§ **THE EXERCISE**
Find the lines in these entries that include the word "JSON" and state how many there are, with no other words.

## Start MATERIAL

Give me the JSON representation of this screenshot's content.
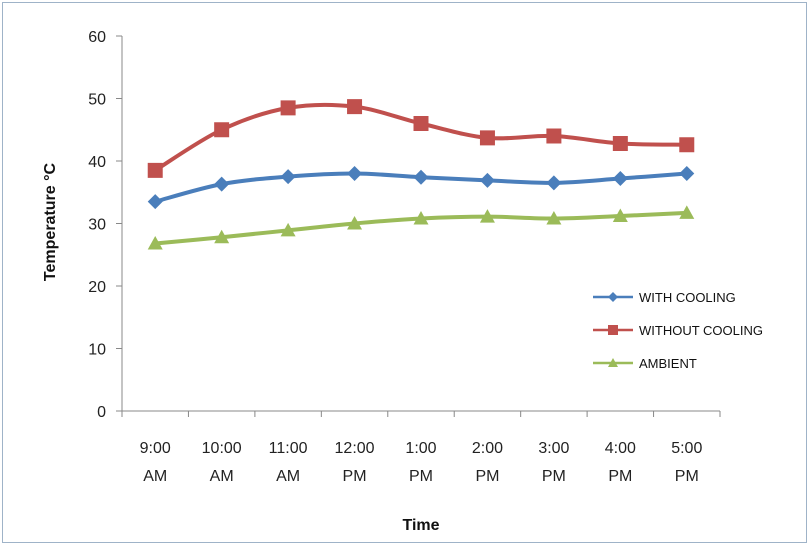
{
  "chart_data": {
    "type": "line",
    "title": "",
    "xlabel": "Time",
    "ylabel": "Temperature °C",
    "ylim": [
      0,
      60
    ],
    "yticks": [
      0,
      10,
      20,
      30,
      40,
      50,
      60
    ],
    "grid": false,
    "legend_position": "right",
    "categories": [
      [
        "9:00",
        "AM"
      ],
      [
        "10:00",
        "AM"
      ],
      [
        "11:00",
        "AM"
      ],
      [
        "12:00",
        "PM"
      ],
      [
        "1:00",
        "PM"
      ],
      [
        "2:00",
        "PM"
      ],
      [
        "3:00",
        "PM"
      ],
      [
        "4:00",
        "PM"
      ],
      [
        "5:00",
        "PM"
      ]
    ],
    "series": [
      {
        "name": "WITH COOLING",
        "color": "#4a7ebb",
        "marker": "diamond",
        "values": [
          33.5,
          36.3,
          37.5,
          38.0,
          37.4,
          36.9,
          36.5,
          37.2,
          38.0
        ]
      },
      {
        "name": "WITHOUT COOLING",
        "color": "#c0504d",
        "marker": "square",
        "values": [
          38.5,
          45.0,
          48.5,
          48.7,
          46.0,
          43.7,
          44.0,
          42.8,
          42.6
        ]
      },
      {
        "name": "AMBIENT",
        "color": "#9bbb59",
        "marker": "triangle",
        "values": [
          26.8,
          27.8,
          28.9,
          30.0,
          30.8,
          31.1,
          30.8,
          31.2,
          31.7
        ]
      }
    ]
  }
}
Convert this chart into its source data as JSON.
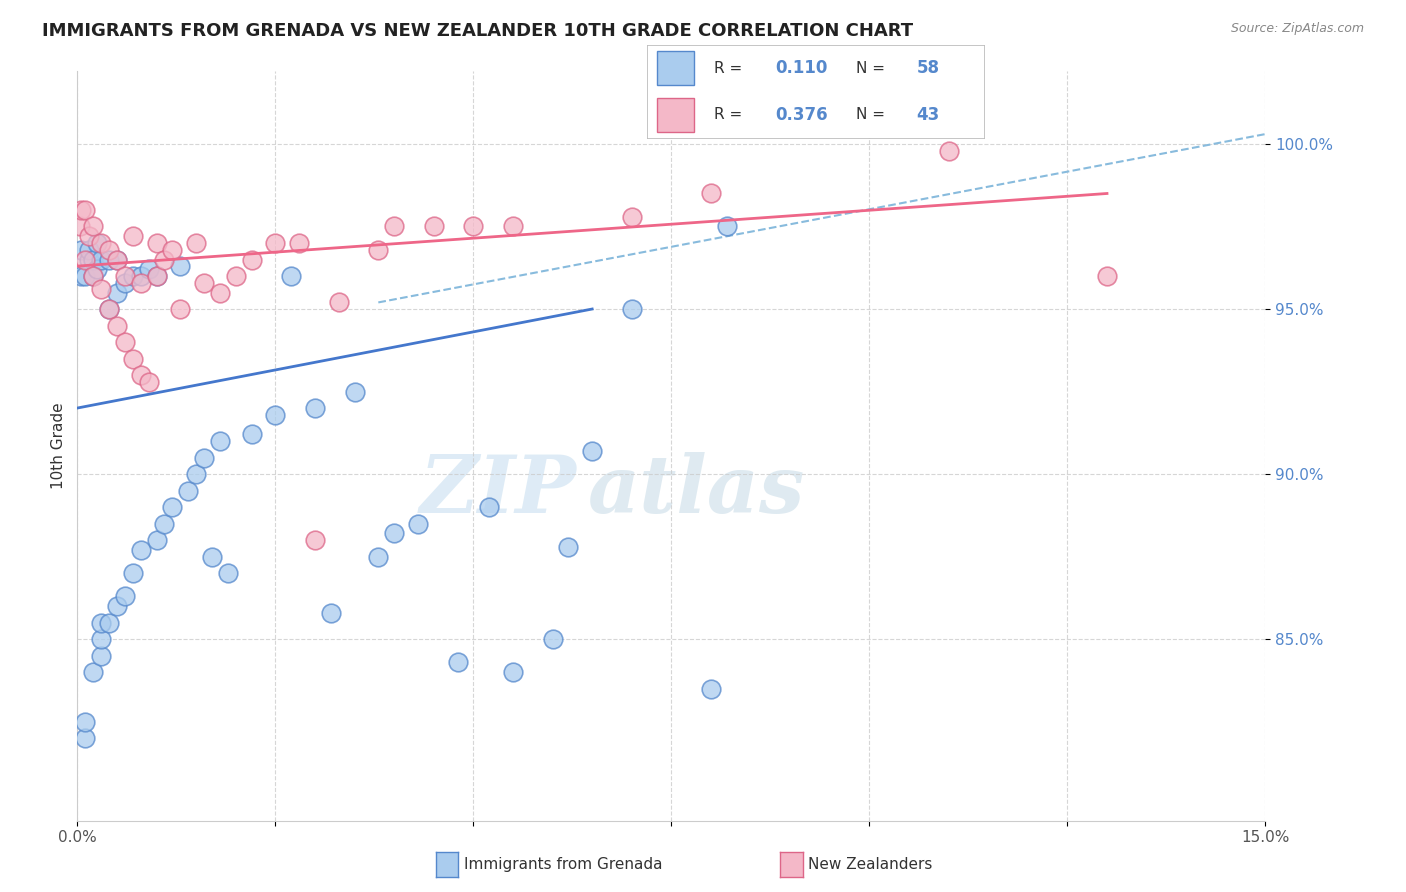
{
  "title": "IMMIGRANTS FROM GRENADA VS NEW ZEALANDER 10TH GRADE CORRELATION CHART",
  "source": "Source: ZipAtlas.com",
  "ylabel": "10th Grade",
  "xmin": 0.0,
  "xmax": 0.15,
  "ymin": 0.795,
  "ymax": 1.022,
  "legend_R1": "0.110",
  "legend_N1": "58",
  "legend_R2": "0.376",
  "legend_N2": "43",
  "color_blue_fill": "#aaccee",
  "color_blue_edge": "#5588cc",
  "color_pink_fill": "#f4b8c8",
  "color_pink_edge": "#dd6688",
  "color_blue_line": "#4477cc",
  "color_pink_line": "#ee6688",
  "color_dashed": "#88bbdd",
  "watermark_zip": "ZIP",
  "watermark_atlas": "atlas",
  "background_color": "#ffffff",
  "scatter_blue_x": [
    0.0005,
    0.0005,
    0.001,
    0.001,
    0.001,
    0.0015,
    0.0015,
    0.002,
    0.002,
    0.002,
    0.0025,
    0.0025,
    0.003,
    0.003,
    0.003,
    0.003,
    0.004,
    0.004,
    0.004,
    0.005,
    0.005,
    0.005,
    0.006,
    0.006,
    0.007,
    0.007,
    0.008,
    0.008,
    0.009,
    0.01,
    0.01,
    0.011,
    0.012,
    0.013,
    0.014,
    0.015,
    0.016,
    0.017,
    0.018,
    0.019,
    0.022,
    0.025,
    0.027,
    0.03,
    0.032,
    0.035,
    0.038,
    0.04,
    0.043,
    0.048,
    0.052,
    0.055,
    0.06,
    0.062,
    0.065,
    0.07,
    0.08,
    0.082
  ],
  "scatter_blue_y": [
    0.96,
    0.968,
    0.82,
    0.825,
    0.96,
    0.965,
    0.968,
    0.84,
    0.96,
    0.965,
    0.962,
    0.97,
    0.845,
    0.85,
    0.855,
    0.965,
    0.855,
    0.95,
    0.965,
    0.86,
    0.955,
    0.965,
    0.863,
    0.958,
    0.87,
    0.96,
    0.877,
    0.96,
    0.962,
    0.88,
    0.96,
    0.885,
    0.89,
    0.963,
    0.895,
    0.9,
    0.905,
    0.875,
    0.91,
    0.87,
    0.912,
    0.918,
    0.96,
    0.92,
    0.858,
    0.925,
    0.875,
    0.882,
    0.885,
    0.843,
    0.89,
    0.84,
    0.85,
    0.878,
    0.907,
    0.95,
    0.835,
    0.975
  ],
  "scatter_pink_x": [
    0.0003,
    0.0005,
    0.001,
    0.001,
    0.0015,
    0.002,
    0.002,
    0.003,
    0.003,
    0.004,
    0.004,
    0.005,
    0.005,
    0.006,
    0.006,
    0.007,
    0.007,
    0.008,
    0.008,
    0.009,
    0.01,
    0.01,
    0.011,
    0.012,
    0.013,
    0.015,
    0.016,
    0.018,
    0.02,
    0.022,
    0.025,
    0.028,
    0.03,
    0.033,
    0.038,
    0.04,
    0.045,
    0.05,
    0.055,
    0.07,
    0.08,
    0.11,
    0.13
  ],
  "scatter_pink_y": [
    0.975,
    0.98,
    0.965,
    0.98,
    0.972,
    0.96,
    0.975,
    0.956,
    0.97,
    0.95,
    0.968,
    0.945,
    0.965,
    0.94,
    0.96,
    0.935,
    0.972,
    0.93,
    0.958,
    0.928,
    0.97,
    0.96,
    0.965,
    0.968,
    0.95,
    0.97,
    0.958,
    0.955,
    0.96,
    0.965,
    0.97,
    0.97,
    0.88,
    0.952,
    0.968,
    0.975,
    0.975,
    0.975,
    0.975,
    0.978,
    0.985,
    0.998,
    0.96
  ],
  "blue_line_x": [
    0.0,
    0.065
  ],
  "blue_line_y": [
    0.92,
    0.95
  ],
  "pink_line_x": [
    0.0,
    0.13
  ],
  "pink_line_y": [
    0.963,
    0.985
  ],
  "dashed_line_x": [
    0.038,
    0.15
  ],
  "dashed_line_y": [
    0.952,
    1.003
  ]
}
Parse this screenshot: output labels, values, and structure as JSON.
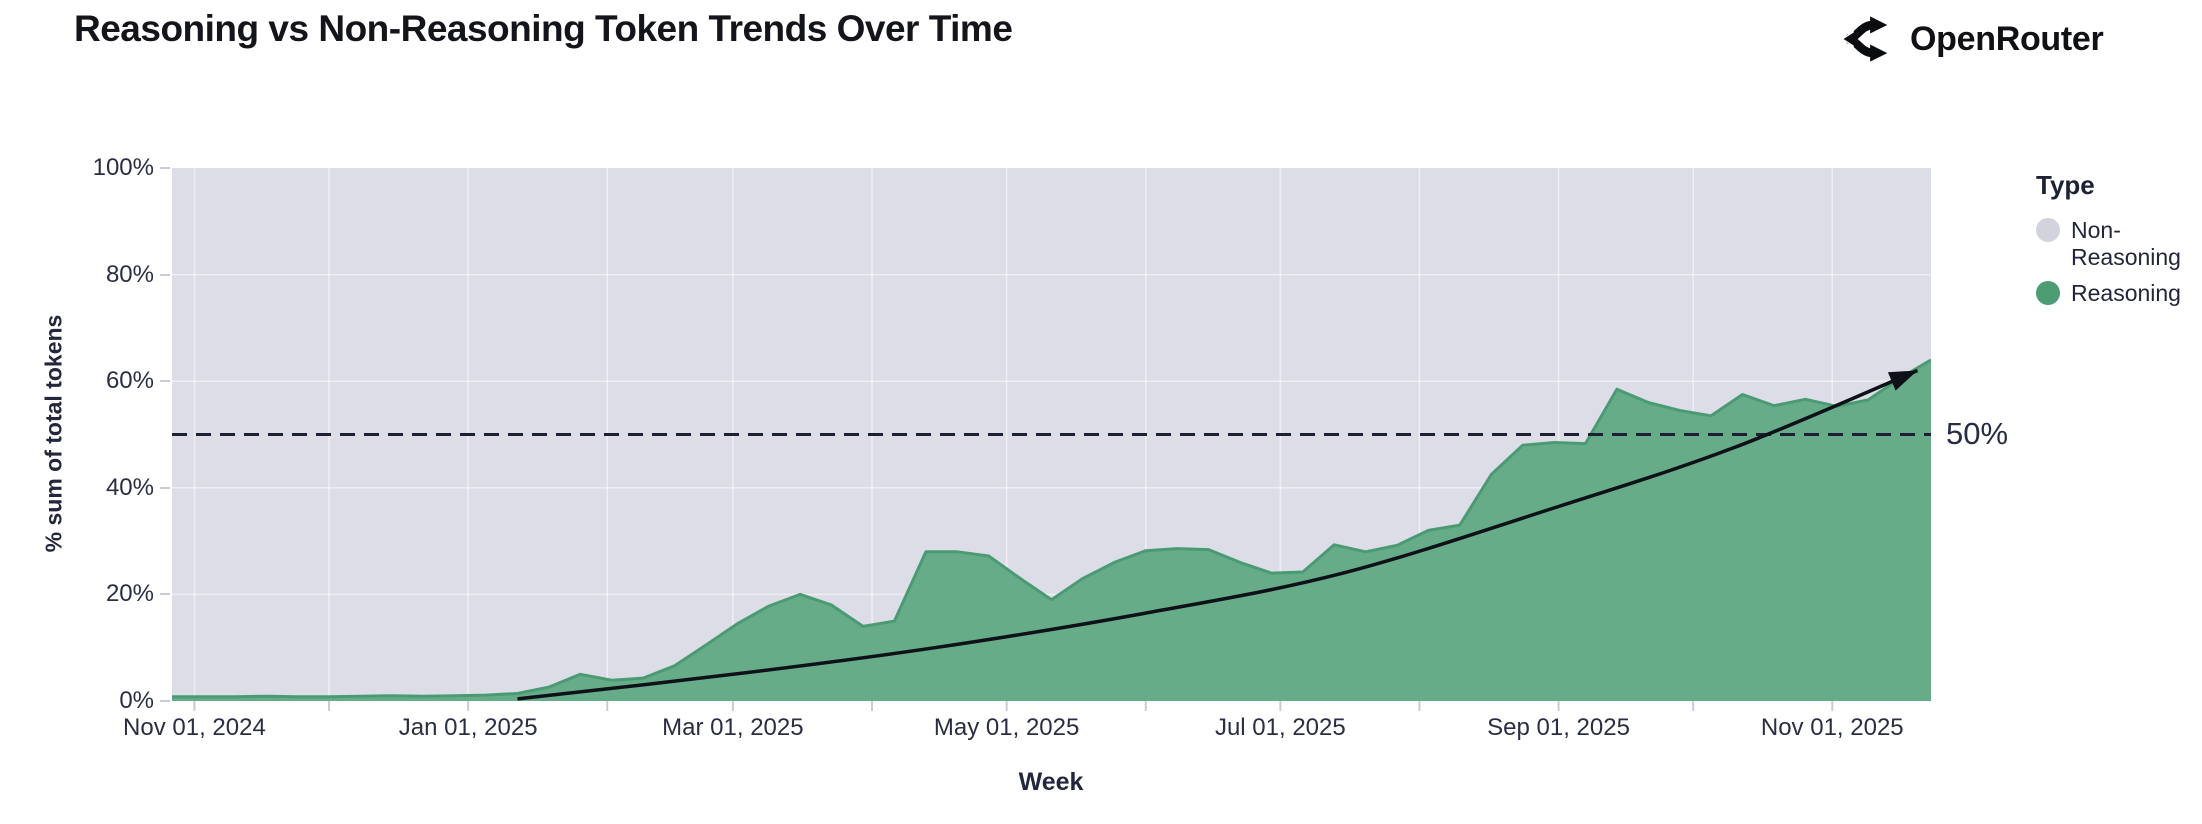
{
  "header": {
    "title": "Reasoning vs Non-Reasoning Token Trends Over Time",
    "brand": "OpenRouter"
  },
  "chart_data": {
    "type": "area",
    "stacking": "percent_of_total_stacked_to_100",
    "title": "Reasoning vs Non-Reasoning Token Trends Over Time",
    "xlabel": "Week",
    "ylabel": "% sum of total tokens",
    "ylim": [
      0,
      100
    ],
    "grid": "on",
    "legend_position": "right",
    "x_range": [
      "2024-10-27",
      "2025-11-23"
    ],
    "x_ticks": [
      {
        "date": "2024-11-01",
        "label": "Nov 01, 2024"
      },
      {
        "date": "2025-01-01",
        "label": "Jan 01, 2025"
      },
      {
        "date": "2025-03-01",
        "label": "Mar 01, 2025"
      },
      {
        "date": "2025-05-01",
        "label": "May 01, 2025"
      },
      {
        "date": "2025-07-01",
        "label": "Jul 01, 2025"
      },
      {
        "date": "2025-09-01",
        "label": "Sep 01, 2025"
      },
      {
        "date": "2025-11-01",
        "label": "Nov 01, 2025"
      }
    ],
    "month_gridlines": [
      "2024-11-01",
      "2024-12-01",
      "2025-01-01",
      "2025-02-01",
      "2025-03-01",
      "2025-04-01",
      "2025-05-01",
      "2025-06-01",
      "2025-07-01",
      "2025-08-01",
      "2025-09-01",
      "2025-10-01",
      "2025-11-01"
    ],
    "y_ticks": [
      {
        "value": 0,
        "label": "0%"
      },
      {
        "value": 20,
        "label": "20%"
      },
      {
        "value": 40,
        "label": "40%"
      },
      {
        "value": 60,
        "label": "60%"
      },
      {
        "value": 80,
        "label": "80%"
      },
      {
        "value": 100,
        "label": "100%"
      }
    ],
    "legend": {
      "title": "Type",
      "items": [
        {
          "label": "Non-Reasoning",
          "color": "#d2d3dd"
        },
        {
          "label": "Reasoning",
          "color": "#4d9c74"
        }
      ]
    },
    "annotation": {
      "label": "50%",
      "value": 50,
      "style": "dashed-horizontal-line"
    },
    "series": [
      {
        "name": "Reasoning",
        "fill_color": "#67ac88",
        "edge_color": "#4a9b73",
        "x": [
          "2024-10-27",
          "2024-11-03",
          "2024-11-10",
          "2024-11-17",
          "2024-11-24",
          "2024-12-01",
          "2024-12-08",
          "2024-12-15",
          "2024-12-22",
          "2024-12-29",
          "2025-01-05",
          "2025-01-12",
          "2025-01-19",
          "2025-01-26",
          "2025-02-02",
          "2025-02-09",
          "2025-02-16",
          "2025-02-23",
          "2025-03-02",
          "2025-03-09",
          "2025-03-16",
          "2025-03-23",
          "2025-03-30",
          "2025-04-06",
          "2025-04-13",
          "2025-04-20",
          "2025-04-27",
          "2025-05-04",
          "2025-05-11",
          "2025-05-18",
          "2025-05-25",
          "2025-06-01",
          "2025-06-08",
          "2025-06-15",
          "2025-06-22",
          "2025-06-29",
          "2025-07-06",
          "2025-07-13",
          "2025-07-20",
          "2025-07-27",
          "2025-08-03",
          "2025-08-10",
          "2025-08-17",
          "2025-08-24",
          "2025-08-31",
          "2025-09-07",
          "2025-09-14",
          "2025-09-21",
          "2025-09-28",
          "2025-10-05",
          "2025-10-12",
          "2025-10-19",
          "2025-10-26",
          "2025-11-02",
          "2025-11-09",
          "2025-11-16",
          "2025-11-23"
        ],
        "values": [
          0.8,
          0.8,
          0.8,
          0.9,
          0.8,
          0.8,
          0.9,
          1.0,
          0.9,
          1.0,
          1.1,
          1.4,
          2.6,
          5.0,
          3.9,
          4.3,
          6.6,
          10.5,
          14.5,
          17.8,
          20.0,
          18.0,
          14.0,
          15.0,
          28.0,
          28.0,
          27.2,
          23.0,
          19.0,
          23.0,
          26.0,
          28.2,
          28.6,
          28.4,
          26.0,
          24.0,
          24.2,
          29.3,
          28.0,
          29.2,
          32.0,
          33.0,
          42.5,
          48.0,
          48.5,
          48.3,
          58.5,
          56.0,
          54.5,
          53.5,
          57.5,
          55.4,
          56.6,
          55.3,
          56.5,
          60.5,
          64.0
        ]
      },
      {
        "name": "Non-Reasoning",
        "fill_color": "#dcdde6",
        "derivation": "100 minus Reasoning (chart is stacked to 100%)"
      }
    ],
    "trend_arrow": {
      "description": "black curved trend arrow",
      "color": "#0e1118",
      "points": [
        [
          "2025-01-12",
          0.4
        ],
        [
          "2025-03-01",
          5.0
        ],
        [
          "2025-04-15",
          10.0
        ],
        [
          "2025-06-01",
          16.5
        ],
        [
          "2025-07-15",
          24.0
        ],
        [
          "2025-09-01",
          36.5
        ],
        [
          "2025-10-10",
          47.5
        ],
        [
          "2025-11-20",
          62.0
        ]
      ]
    },
    "plot_colors": {
      "background_gray": "#dcdde6",
      "gridline": "#ffffff",
      "dashed_line": "#1b2032",
      "axis_text": "#2a2e44",
      "tick_mark": "#c9cbd6"
    }
  }
}
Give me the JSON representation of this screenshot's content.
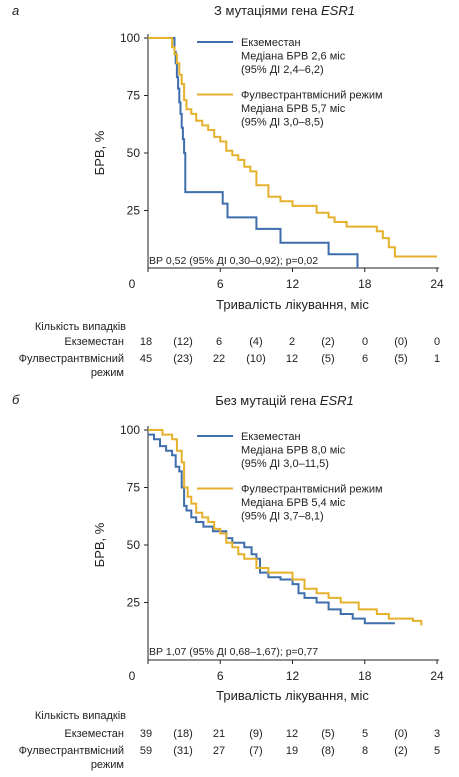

## End MATERIAL

§ **WRITTEN ANSWER**
4